** START Records supplied **
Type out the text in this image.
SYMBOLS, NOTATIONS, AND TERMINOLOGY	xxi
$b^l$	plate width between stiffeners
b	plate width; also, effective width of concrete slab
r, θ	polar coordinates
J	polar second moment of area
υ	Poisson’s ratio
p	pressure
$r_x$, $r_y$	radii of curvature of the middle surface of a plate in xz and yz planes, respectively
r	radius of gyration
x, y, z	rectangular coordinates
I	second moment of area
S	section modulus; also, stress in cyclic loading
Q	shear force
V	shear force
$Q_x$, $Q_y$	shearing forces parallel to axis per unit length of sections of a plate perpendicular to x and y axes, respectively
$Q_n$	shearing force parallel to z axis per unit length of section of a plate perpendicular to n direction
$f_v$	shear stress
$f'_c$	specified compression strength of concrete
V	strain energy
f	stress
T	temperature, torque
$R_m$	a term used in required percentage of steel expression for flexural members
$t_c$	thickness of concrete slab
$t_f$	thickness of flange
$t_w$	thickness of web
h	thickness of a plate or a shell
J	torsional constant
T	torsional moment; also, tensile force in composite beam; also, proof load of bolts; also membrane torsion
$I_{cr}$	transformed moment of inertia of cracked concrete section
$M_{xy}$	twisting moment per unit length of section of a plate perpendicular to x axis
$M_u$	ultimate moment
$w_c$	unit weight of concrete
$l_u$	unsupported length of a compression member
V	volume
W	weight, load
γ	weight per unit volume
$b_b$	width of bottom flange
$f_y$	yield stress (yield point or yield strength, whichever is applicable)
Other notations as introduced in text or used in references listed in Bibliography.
** END Records supplied **
Set task
Return all the lines that contain the string "perpendicular".

Solution
$Q_x$, $Q_y$	shearing forces parallel to axis per unit length of sections of a plate perpendicular to x and y axes, respectively
$Q_n$	shearing force parallel to z axis per unit length of section of a plate perpendicular to n direction
$M_{xy}$	twisting moment per unit length of section of a plate perpendicular to x axis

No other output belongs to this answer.